* What is needed *
Strip the pictures and reproduce the rest of the listing exactly.

#####

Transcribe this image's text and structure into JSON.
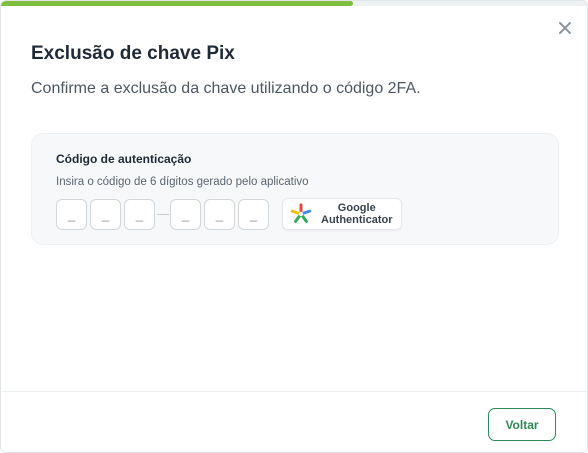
{
  "modal": {
    "progress_fraction": 0.6,
    "progress_color": "#7fbf3f",
    "close_icon": "close-icon",
    "title": "Exclusão de chave Pix",
    "subtitle": "Confirme a exclusão da chave utilizando o código 2FA."
  },
  "auth": {
    "title": "Código de autenticação",
    "hint": "Insira o código de 6 dígitos gerado pelo aplicativo",
    "code_placeholder": "_",
    "authenticator_line1": "Google",
    "authenticator_line2": "Authenticator",
    "authenticator_icon": "google-authenticator-icon"
  },
  "footer": {
    "back_label": "Voltar",
    "accent_color": "#2e8b57"
  }
}
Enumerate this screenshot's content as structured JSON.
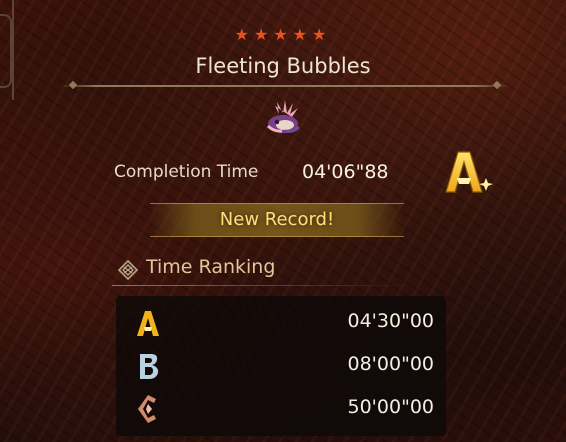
{
  "quest": {
    "stars": "★★★★★",
    "title": "Fleeting Bubbles",
    "monster_icon": "bubble-fox-monster-icon"
  },
  "result": {
    "completion_label": "Completion Time",
    "completion_time": "04'06\"88",
    "grade": "A",
    "record_label": "New Record!"
  },
  "ranking": {
    "title": "Time Ranking",
    "rows": [
      {
        "grade": "A",
        "time": "04'30\"00",
        "color": "#f2b21c"
      },
      {
        "grade": "B",
        "time": "08'00\"00",
        "color": "#b9d2e2"
      },
      {
        "grade": "C",
        "time": "50'00\"00",
        "color": "#d28a6c"
      }
    ]
  },
  "colors": {
    "stars": "#e8521e",
    "record_text": "#ffe07a",
    "ranking_title": "#e3c699"
  }
}
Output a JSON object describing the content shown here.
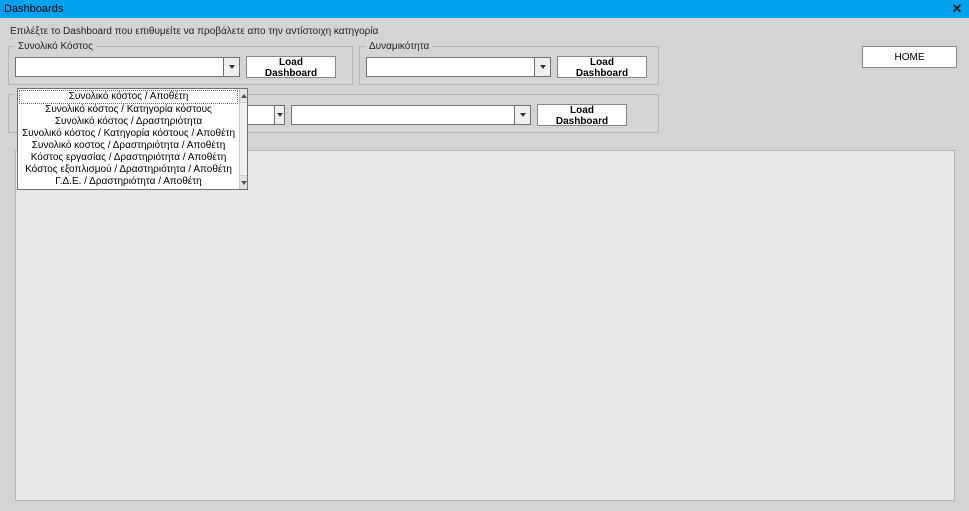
{
  "title": "Dashboards",
  "instruction": "Επιλέξτε το Dashboard που επιθυμείτε να προβάλετε απο την αντίστοιχη κατηγορία",
  "home_label": "HOME",
  "groups": {
    "total_cost": {
      "legend": "Συνολικό Κόστος",
      "load_label": "Load Dashboard"
    },
    "capacity": {
      "legend": "Δυναμικότητα",
      "load_label": "Load Dashboard"
    },
    "secondary": {
      "load_label": "Load Dashboard"
    }
  },
  "total_cost_dropdown": {
    "selected": "",
    "open": true,
    "items": [
      "Συνολικό κόστος / Αποθέτη",
      "Συνολικό κόστος / Κατηγορία κόστους",
      "Συνολικό κόστος / Δραστηριότητα",
      "Συνολικό κόστος / Κατηγορία κόστους / Αποθέτη",
      "Συνολικό κοστος / Δραστηριότητα / Αποθέτη",
      "Κόστος εργασίας / Δραστηριότητα / Αποθέτη",
      "Κόστος εξοπλισμού / Δραστηριότητα / Αποθέτη",
      "Γ.Δ.Ε. / Δραστηριότητα / Αποθέτη"
    ]
  }
}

#####

* Answer to this problem *
Transcribe this image's text and structure into JSON.
{
  "modal": {
    "progress_fraction": 0.6,
    "progress_color": "#7fbf3f",
    "close_icon": "close-icon",
    "title": "Exclusão de chave Pix",
    "subtitle": "Confirme a exclusão da chave utilizando o código 2FA."
  },
  "auth": {
    "title": "Código de autenticação",
    "hint": "Insira o código de 6 dígitos gerado pelo aplicativo",
    "code_placeholder": "_",
    "authenticator_line1": "Google",
    "authenticator_line2": "Authenticator",
    "authenticator_icon": "google-authenticator-icon"
  },
  "footer": {
    "back_label": "Voltar",
    "accent_color": "#2e8b57"
  }
}
Enumerate this screenshot's content as structured JSON.
{
  "quest": {
    "stars": "★★★★★",
    "title": "Fleeting Bubbles",
    "monster_icon": "bubble-fox-monster-icon"
  },
  "result": {
    "completion_label": "Completion Time",
    "completion_time": "04'06\"88",
    "grade": "A",
    "record_label": "New Record!"
  },
  "ranking": {
    "title": "Time Ranking",
    "rows": [
      {
        "grade": "A",
        "time": "04'30\"00",
        "color": "#f2b21c"
      },
      {
        "grade": "B",
        "time": "08'00\"00",
        "color": "#b9d2e2"
      },
      {
        "grade": "C",
        "time": "50'00\"00",
        "color": "#d28a6c"
      }
    ]
  },
  "colors": {
    "stars": "#e8521e",
    "record_text": "#ffe07a",
    "ranking_title": "#e3c699"
  }
}
Output a JSON object describing the content shown here.
{
  "title": "Dashboards",
  "instruction": "Επιλέξτε το Dashboard που επιθυμείτε να προβάλετε απο την αντίστοιχη κατηγορία",
  "home_label": "HOME",
  "groups": {
    "total_cost": {
      "legend": "Συνολικό Κόστος",
      "load_label": "Load Dashboard"
    },
    "capacity": {
      "legend": "Δυναμικότητα",
      "load_label": "Load Dashboard"
    },
    "secondary": {
      "load_label": "Load Dashboard"
    }
  },
  "total_cost_dropdown": {
    "selected": "",
    "open": true,
    "items": [
      "Συνολικό κόστος / Αποθέτη",
      "Συνολικό κόστος / Κατηγορία κόστους",
      "Συνολικό κόστος / Δραστηριότητα",
      "Συνολικό κόστος / Κατηγορία κόστους / Αποθέτη",
      "Συνολικό κοστος / Δραστηριότητα / Αποθέτη",
      "Κόστος εργασίας / Δραστηριότητα / Αποθέτη",
      "Κόστος εξοπλισμού / Δραστηριότητα / Αποθέτη",
      "Γ.Δ.Ε. / Δραστηριότητα / Αποθέτη"
    ]
  }
}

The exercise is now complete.